**What the exercise asks:**
Locate each line of the material that contains "Create", then return it.

**Dataset:**
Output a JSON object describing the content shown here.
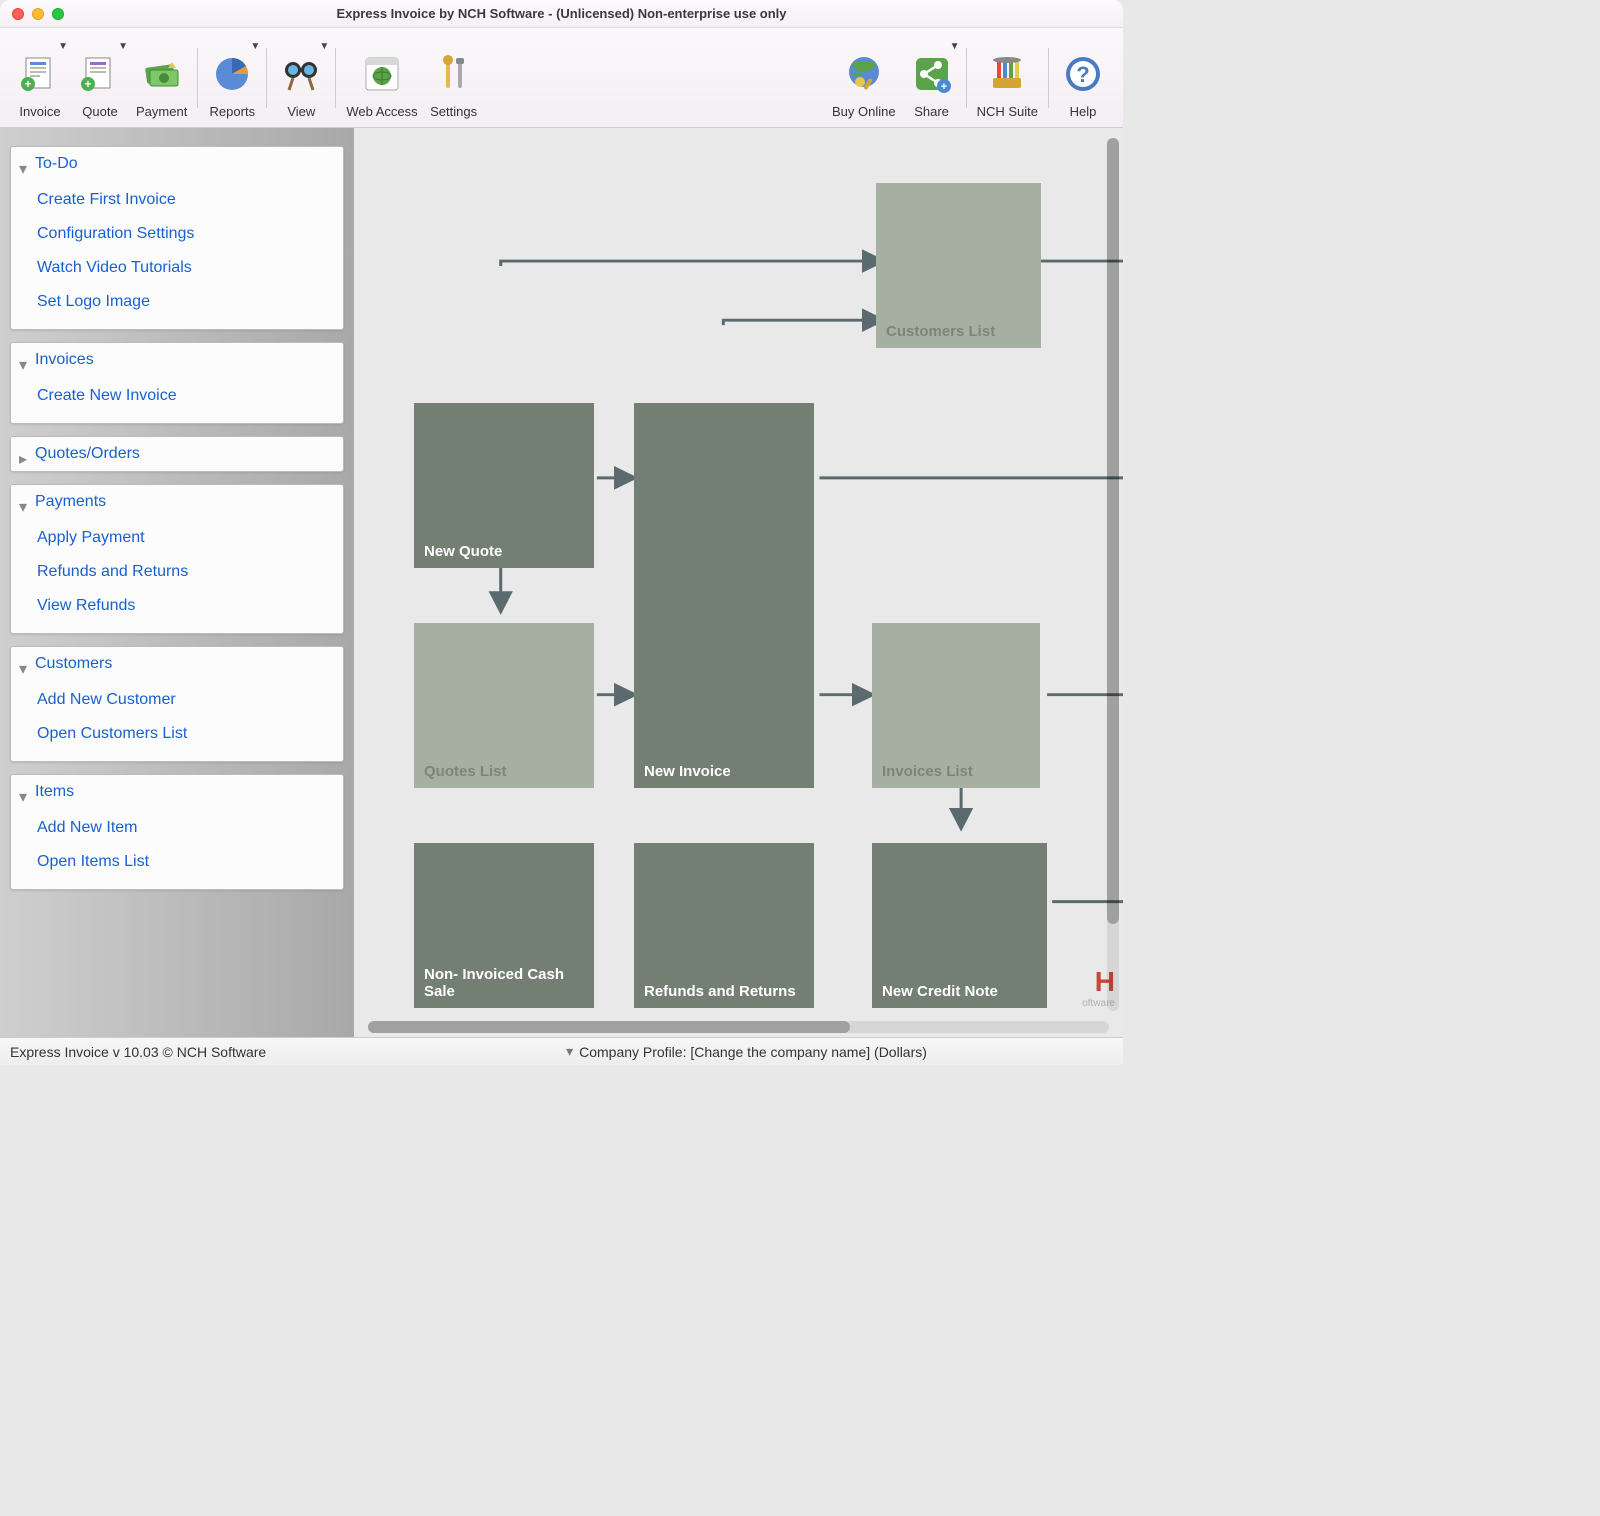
{
  "window": {
    "title": "Express Invoice by NCH Software - (Unlicensed) Non-enterprise use only"
  },
  "toolbar": [
    {
      "id": "invoice",
      "label": "Invoice",
      "dropdown": true
    },
    {
      "id": "quote",
      "label": "Quote",
      "dropdown": true
    },
    {
      "id": "payment",
      "label": "Payment"
    },
    {
      "id": "sep"
    },
    {
      "id": "reports",
      "label": "Reports",
      "dropdown": true
    },
    {
      "id": "sep"
    },
    {
      "id": "view",
      "label": "View",
      "dropdown": true
    },
    {
      "id": "sep"
    },
    {
      "id": "webaccess",
      "label": "Web Access"
    },
    {
      "id": "settings",
      "label": "Settings"
    },
    {
      "id": "spacer"
    },
    {
      "id": "buyonline",
      "label": "Buy Online"
    },
    {
      "id": "share",
      "label": "Share",
      "dropdown": true
    },
    {
      "id": "sep"
    },
    {
      "id": "nchsuite",
      "label": "NCH Suite"
    },
    {
      "id": "sep"
    },
    {
      "id": "help",
      "label": "Help"
    }
  ],
  "sidebar": [
    {
      "title": "To-Do",
      "open": true,
      "items": [
        "Create First Invoice",
        "Configuration Settings",
        "Watch Video Tutorials",
        "Set Logo Image"
      ]
    },
    {
      "title": "Invoices",
      "open": true,
      "items": [
        "Create New Invoice"
      ]
    },
    {
      "title": "Quotes/Orders",
      "open": false,
      "items": []
    },
    {
      "title": "Payments",
      "open": true,
      "items": [
        "Apply Payment",
        "Refunds and Returns",
        "View Refunds"
      ]
    },
    {
      "title": "Customers",
      "open": true,
      "items": [
        "Add New Customer",
        "Open Customers List"
      ]
    },
    {
      "title": "Items",
      "open": true,
      "items": [
        "Add New Item",
        "Open Items List"
      ]
    }
  ],
  "flow": {
    "customers_list": "Customers List",
    "new_quote": "New Quote",
    "quotes_list": "Quotes List",
    "new_invoice": "New Invoice",
    "invoices_list": "Invoices List",
    "cash_sale": "Non- Invoiced Cash Sale",
    "refunds": "Refunds and Returns",
    "credit_note": "New Credit Note"
  },
  "status": {
    "left": "Express Invoice v 10.03 © NCH Software",
    "center": "Company Profile: [Change the company name] (Dollars)"
  },
  "corner_brand": "oftware"
}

**Worked solution:**
        "Create First Invoice",
        "Create New Invoice"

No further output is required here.